Problem details
Without the images, print all the entries below exactly as given.

Supplied entries
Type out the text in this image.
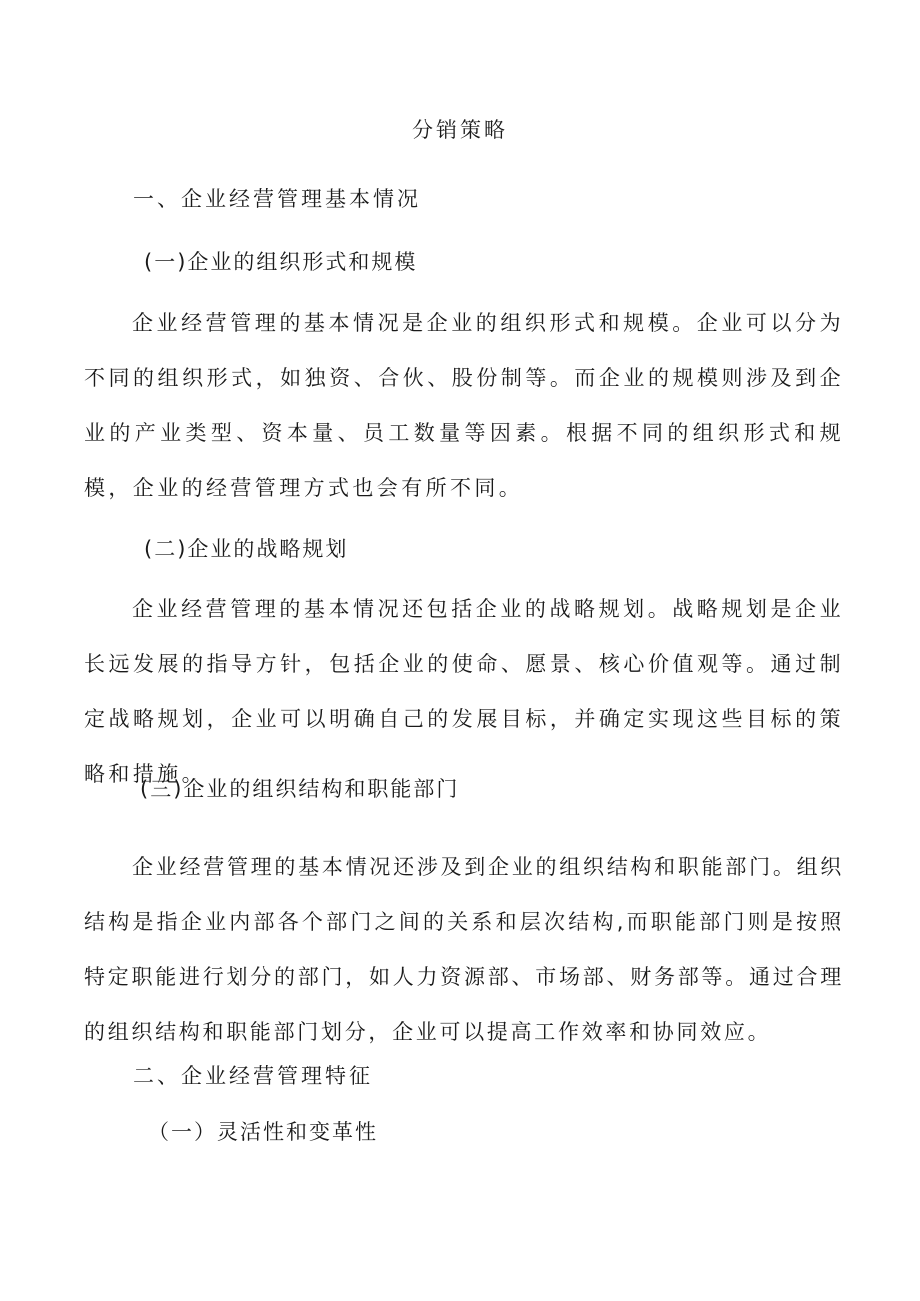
分销策略
一、企业经营管理基本情况
(一)企业的组织形式和规模
企业经营管理的基本情况是企业的组织形式和规模。企业可以分为不同的组织形式，如独资、合伙、股份制等。而企业的规模则涉及到企业的产业类型、资本量、员工数量等因素。根据不同的组织形式和规模，企业的经营管理方式也会有所不同。
(二)企业的战略规划
企业经营管理的基本情况还包括企业的战略规划。战略规划是企业长远发展的指导方针，包括企业的使命、愿景、核心价值观等。通过制定战略规划，企业可以明确自己的发展目标，并确定实现这些目标的策略和措施。
(三)企业的组织结构和职能部门
企业经营管理的基本情况还涉及到企业的组织结构和职能部门。组织结构是指企业内部各个部门之间的关系和层次结构,而职能部门则是按照特定职能进行划分的部门，如人力资源部、市场部、财务部等。通过合理的组织结构和职能部门划分，企业可以提高工作效率和协同效应。
二、企业经营管理特征
（一）灵活性和变革性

Expected answer
Type out the text in this image.
分销策略
一、企业经营管理基本情况
(一)企业的组织形式和规模
企业经营管理的基本情况是企业的组织形式和规模。企业可以分为不同的组织形式，如独资、合伙、股份制等。而企业的规模则涉及到企业的产业类型、资本量、员工数量等因素。根据不同的组织形式和规模，企业的经营管理方式也会有所不同。
(二)企业的战略规划
企业经营管理的基本情况还包括企业的战略规划。战略规划是企业长远发展的指导方针，包括企业的使命、愿景、核心价值观等。通过制定战略规划，企业可以明确自己的发展目标，并确定实现这些目标的策略和措施。
(三)企业的组织结构和职能部门
企业经营管理的基本情况还涉及到企业的组织结构和职能部门。组织结构是指企业内部各个部门之间的关系和层次结构,而职能部门则是按照特定职能进行划分的部门，如人力资源部、市场部、财务部等。通过合理的组织结构和职能部门划分，企业可以提高工作效率和协同效应。
二、企业经营管理特征
（一）灵活性和变革性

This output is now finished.